_Task objective_:
Copy out all the entries exactly.

# Available data start

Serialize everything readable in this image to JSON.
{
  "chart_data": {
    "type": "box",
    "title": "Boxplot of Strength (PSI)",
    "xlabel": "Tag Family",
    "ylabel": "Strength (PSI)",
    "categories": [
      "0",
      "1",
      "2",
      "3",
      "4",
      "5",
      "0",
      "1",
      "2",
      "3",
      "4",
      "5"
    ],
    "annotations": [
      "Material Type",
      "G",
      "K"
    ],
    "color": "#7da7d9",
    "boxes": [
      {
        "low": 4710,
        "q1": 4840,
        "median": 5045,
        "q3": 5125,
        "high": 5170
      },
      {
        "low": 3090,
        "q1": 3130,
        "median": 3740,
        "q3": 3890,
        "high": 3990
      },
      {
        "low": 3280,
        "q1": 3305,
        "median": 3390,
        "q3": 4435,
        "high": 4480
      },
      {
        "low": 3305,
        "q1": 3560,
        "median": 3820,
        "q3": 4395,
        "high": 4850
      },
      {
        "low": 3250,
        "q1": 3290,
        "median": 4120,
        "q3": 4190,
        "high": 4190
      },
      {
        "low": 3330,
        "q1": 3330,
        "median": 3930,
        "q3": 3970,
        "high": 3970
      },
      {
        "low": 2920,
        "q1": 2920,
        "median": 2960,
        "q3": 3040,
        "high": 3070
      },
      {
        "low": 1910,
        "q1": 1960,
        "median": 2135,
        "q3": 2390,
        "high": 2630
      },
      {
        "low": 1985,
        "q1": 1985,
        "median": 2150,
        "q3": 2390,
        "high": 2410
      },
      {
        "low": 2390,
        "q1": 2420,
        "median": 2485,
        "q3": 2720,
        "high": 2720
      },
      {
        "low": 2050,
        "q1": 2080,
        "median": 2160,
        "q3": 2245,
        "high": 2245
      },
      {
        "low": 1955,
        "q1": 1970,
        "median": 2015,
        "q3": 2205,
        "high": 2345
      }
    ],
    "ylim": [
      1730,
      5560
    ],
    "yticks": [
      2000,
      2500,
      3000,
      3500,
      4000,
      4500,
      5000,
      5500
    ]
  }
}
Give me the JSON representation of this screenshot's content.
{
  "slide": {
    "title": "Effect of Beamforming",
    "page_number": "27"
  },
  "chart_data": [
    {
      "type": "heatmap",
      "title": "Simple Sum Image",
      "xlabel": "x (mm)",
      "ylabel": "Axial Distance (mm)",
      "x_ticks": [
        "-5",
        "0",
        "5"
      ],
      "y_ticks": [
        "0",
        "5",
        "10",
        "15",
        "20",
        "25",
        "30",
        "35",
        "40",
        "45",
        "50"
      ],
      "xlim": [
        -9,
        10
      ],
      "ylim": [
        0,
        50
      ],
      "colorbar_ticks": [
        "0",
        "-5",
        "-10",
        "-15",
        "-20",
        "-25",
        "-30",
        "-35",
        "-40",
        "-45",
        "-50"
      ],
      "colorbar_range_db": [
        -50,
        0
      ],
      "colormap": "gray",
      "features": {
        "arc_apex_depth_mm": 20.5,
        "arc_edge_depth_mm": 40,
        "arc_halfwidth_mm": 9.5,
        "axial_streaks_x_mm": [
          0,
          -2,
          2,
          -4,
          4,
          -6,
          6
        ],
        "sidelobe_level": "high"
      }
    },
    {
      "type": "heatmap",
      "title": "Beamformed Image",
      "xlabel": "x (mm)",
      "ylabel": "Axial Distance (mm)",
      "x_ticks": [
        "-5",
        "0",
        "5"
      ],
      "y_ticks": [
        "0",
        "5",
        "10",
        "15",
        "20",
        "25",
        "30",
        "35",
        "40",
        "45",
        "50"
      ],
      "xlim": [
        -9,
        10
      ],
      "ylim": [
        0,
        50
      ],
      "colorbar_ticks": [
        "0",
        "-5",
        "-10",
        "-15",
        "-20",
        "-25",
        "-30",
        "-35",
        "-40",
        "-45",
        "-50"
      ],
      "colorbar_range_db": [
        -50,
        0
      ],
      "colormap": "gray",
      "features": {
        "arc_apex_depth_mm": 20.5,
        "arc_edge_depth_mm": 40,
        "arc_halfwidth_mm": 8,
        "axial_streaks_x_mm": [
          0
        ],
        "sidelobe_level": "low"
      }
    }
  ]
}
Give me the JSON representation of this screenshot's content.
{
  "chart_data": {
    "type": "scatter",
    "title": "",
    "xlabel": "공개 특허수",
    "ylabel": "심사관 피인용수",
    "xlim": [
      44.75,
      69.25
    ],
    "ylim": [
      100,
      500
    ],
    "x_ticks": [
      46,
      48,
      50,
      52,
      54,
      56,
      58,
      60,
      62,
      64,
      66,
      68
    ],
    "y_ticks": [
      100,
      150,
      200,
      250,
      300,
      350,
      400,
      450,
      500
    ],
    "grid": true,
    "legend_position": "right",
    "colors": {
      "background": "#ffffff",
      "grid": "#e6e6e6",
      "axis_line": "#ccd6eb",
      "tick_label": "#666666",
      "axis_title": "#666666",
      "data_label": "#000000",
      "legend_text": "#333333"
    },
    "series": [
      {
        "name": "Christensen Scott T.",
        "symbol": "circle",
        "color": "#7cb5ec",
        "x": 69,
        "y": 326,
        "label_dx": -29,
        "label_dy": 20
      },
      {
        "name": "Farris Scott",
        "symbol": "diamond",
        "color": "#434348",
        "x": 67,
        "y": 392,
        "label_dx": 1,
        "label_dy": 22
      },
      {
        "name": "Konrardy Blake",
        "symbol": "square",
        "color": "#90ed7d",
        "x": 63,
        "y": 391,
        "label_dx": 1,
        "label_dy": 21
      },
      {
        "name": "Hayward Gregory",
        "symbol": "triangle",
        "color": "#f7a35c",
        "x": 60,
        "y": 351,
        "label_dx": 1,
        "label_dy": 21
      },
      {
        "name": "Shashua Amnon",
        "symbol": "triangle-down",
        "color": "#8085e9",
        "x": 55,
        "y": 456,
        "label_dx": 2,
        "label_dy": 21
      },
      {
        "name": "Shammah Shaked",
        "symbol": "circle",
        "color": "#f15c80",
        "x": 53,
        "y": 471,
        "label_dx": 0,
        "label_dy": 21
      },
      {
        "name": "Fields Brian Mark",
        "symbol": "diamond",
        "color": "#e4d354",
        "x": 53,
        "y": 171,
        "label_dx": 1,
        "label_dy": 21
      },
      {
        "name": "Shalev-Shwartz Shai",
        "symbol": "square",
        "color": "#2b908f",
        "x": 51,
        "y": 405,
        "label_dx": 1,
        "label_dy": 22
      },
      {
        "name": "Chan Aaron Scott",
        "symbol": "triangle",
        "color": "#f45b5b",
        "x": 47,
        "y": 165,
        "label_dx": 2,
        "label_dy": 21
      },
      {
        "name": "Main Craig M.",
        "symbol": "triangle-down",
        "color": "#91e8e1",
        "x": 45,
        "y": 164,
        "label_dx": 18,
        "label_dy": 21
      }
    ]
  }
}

# Available data end

_Finished task_:
Serialize everything readable in this image to JSON.
{
  "chart_data": {
    "type": "box",
    "title": "Boxplot of Strength (PSI)",
    "xlabel": "Tag Family",
    "ylabel": "Strength (PSI)",
    "categories": [
      "0",
      "1",
      "2",
      "3",
      "4",
      "5",
      "0",
      "1",
      "2",
      "3",
      "4",
      "5"
    ],
    "annotations": [
      "Material Type",
      "G",
      "K"
    ],
    "color": "#7da7d9",
    "boxes": [
      {
        "low": 4710,
        "q1": 4840,
        "median": 5045,
        "q3": 5125,
        "high": 5170
      },
      {
        "low": 3090,
        "q1": 3130,
        "median": 3740,
        "q3": 3890,
        "high": 3990
      },
      {
        "low": 3280,
        "q1": 3305,
        "median": 3390,
        "q3": 4435,
        "high": 4480
      },
      {
        "low": 3305,
        "q1": 3560,
        "median": 3820,
        "q3": 4395,
        "high": 4850
      },
      {
        "low": 3250,
        "q1": 3290,
        "median": 4120,
        "q3": 4190,
        "high": 4190
      },
      {
        "low": 3330,
        "q1": 3330,
        "median": 3930,
        "q3": 3970,
        "high": 3970
      },
      {
        "low": 2920,
        "q1": 2920,
        "median": 2960,
        "q3": 3040,
        "high": 3070
      },
      {
        "low": 1910,
        "q1": 1960,
        "median": 2135,
        "q3": 2390,
        "high": 2630
      },
      {
        "low": 1985,
        "q1": 1985,
        "median": 2150,
        "q3": 2390,
        "high": 2410
      },
      {
        "low": 2390,
        "q1": 2420,
        "median": 2485,
        "q3": 2720,
        "high": 2720
      },
      {
        "low": 2050,
        "q1": 2080,
        "median": 2160,
        "q3": 2245,
        "high": 2245
      },
      {
        "low": 1955,
        "q1": 1970,
        "median": 2015,
        "q3": 2205,
        "high": 2345
      }
    ],
    "ylim": [
      1730,
      5560
    ],
    "yticks": [
      2000,
      2500,
      3000,
      3500,
      4000,
      4500,
      5000,
      5500
    ]
  }
}
Give me the JSON representation of this screenshot's content.
{
  "slide": {
    "title": "Effect of Beamforming",
    "page_number": "27"
  },
  "chart_data": [
    {
      "type": "heatmap",
      "title": "Simple Sum Image",
      "xlabel": "x (mm)",
      "ylabel": "Axial Distance (mm)",
      "x_ticks": [
        "-5",
        "0",
        "5"
      ],
      "y_ticks": [
        "0",
        "5",
        "10",
        "15",
        "20",
        "25",
        "30",
        "35",
        "40",
        "45",
        "50"
      ],
      "xlim": [
        -9,
        10
      ],
      "ylim": [
        0,
        50
      ],
      "colorbar_ticks": [
        "0",
        "-5",
        "-10",
        "-15",
        "-20",
        "-25",
        "-30",
        "-35",
        "-40",
        "-45",
        "-50"
      ],
      "colorbar_range_db": [
        -50,
        0
      ],
      "colormap": "gray",
      "features": {
        "arc_apex_depth_mm": 20.5,
        "arc_edge_depth_mm": 40,
        "arc_halfwidth_mm": 9.5,
        "axial_streaks_x_mm": [
          0,
          -2,
          2,
          -4,
          4,
          -6,
          6
        ],
        "sidelobe_level": "high"
      }
    },
    {
      "type": "heatmap",
      "title": "Beamformed Image",
      "xlabel": "x (mm)",
      "ylabel": "Axial Distance (mm)",
      "x_ticks": [
        "-5",
        "0",
        "5"
      ],
      "y_ticks": [
        "0",
        "5",
        "10",
        "15",
        "20",
        "25",
        "30",
        "35",
        "40",
        "45",
        "50"
      ],
      "xlim": [
        -9,
        10
      ],
      "ylim": [
        0,
        50
      ],
      "colorbar_ticks": [
        "0",
        "-5",
        "-10",
        "-15",
        "-20",
        "-25",
        "-30",
        "-35",
        "-40",
        "-45",
        "-50"
      ],
      "colorbar_range_db": [
        -50,
        0
      ],
      "colormap": "gray",
      "features": {
        "arc_apex_depth_mm": 20.5,
        "arc_edge_depth_mm": 40,
        "arc_halfwidth_mm": 8,
        "axial_streaks_x_mm": [
          0
        ],
        "sidelobe_level": "low"
      }
    }
  ]
}
Give me the JSON representation of this screenshot's content.
{
  "chart_data": {
    "type": "scatter",
    "title": "",
    "xlabel": "공개 특허수",
    "ylabel": "심사관 피인용수",
    "xlim": [
      44.75,
      69.25
    ],
    "ylim": [
      100,
      500
    ],
    "x_ticks": [
      46,
      48,
      50,
      52,
      54,
      56,
      58,
      60,
      62,
      64,
      66,
      68
    ],
    "y_ticks": [
      100,
      150,
      200,
      250,
      300,
      350,
      400,
      450,
      500
    ],
    "grid": true,
    "legend_position": "right",
    "colors": {
      "background": "#ffffff",
      "grid": "#e6e6e6",
      "axis_line": "#ccd6eb",
      "tick_label": "#666666",
      "axis_title": "#666666",
      "data_label": "#000000",
      "legend_text": "#333333"
    },
    "series": [
      {
        "name": "Christensen Scott T.",
        "symbol": "circle",
        "color": "#7cb5ec",
        "x": 69,
        "y": 326,
        "label_dx": -29,
        "label_dy": 20
      },
      {
        "name": "Farris Scott",
        "symbol": "diamond",
        "color": "#434348",
        "x": 67,
        "y": 392,
        "label_dx": 1,
        "label_dy": 22
      },
      {
        "name": "Konrardy Blake",
        "symbol": "square",
        "color": "#90ed7d",
        "x": 63,
        "y": 391,
        "label_dx": 1,
        "label_dy": 21
      },
      {
        "name": "Hayward Gregory",
        "symbol": "triangle",
        "color": "#f7a35c",
        "x": 60,
        "y": 351,
        "label_dx": 1,
        "label_dy": 21
      },
      {
        "name": "Shashua Amnon",
        "symbol": "triangle-down",
        "color": "#8085e9",
        "x": 55,
        "y": 456,
        "label_dx": 2,
        "label_dy": 21
      },
      {
        "name": "Shammah Shaked",
        "symbol": "circle",
        "color": "#f15c80",
        "x": 53,
        "y": 471,
        "label_dx": 0,
        "label_dy": 21
      },
      {
        "name": "Fields Brian Mark",
        "symbol": "diamond",
        "color": "#e4d354",
        "x": 53,
        "y": 171,
        "label_dx": 1,
        "label_dy": 21
      },
      {
        "name": "Shalev-Shwartz Shai",
        "symbol": "square",
        "color": "#2b908f",
        "x": 51,
        "y": 405,
        "label_dx": 1,
        "label_dy": 22
      },
      {
        "name": "Chan Aaron Scott",
        "symbol": "triangle",
        "color": "#f45b5b",
        "x": 47,
        "y": 165,
        "label_dx": 2,
        "label_dy": 21
      },
      {
        "name": "Main Craig M.",
        "symbol": "triangle-down",
        "color": "#91e8e1",
        "x": 45,
        "y": 164,
        "label_dx": 18,
        "label_dy": 21
      }
    ]
  }
}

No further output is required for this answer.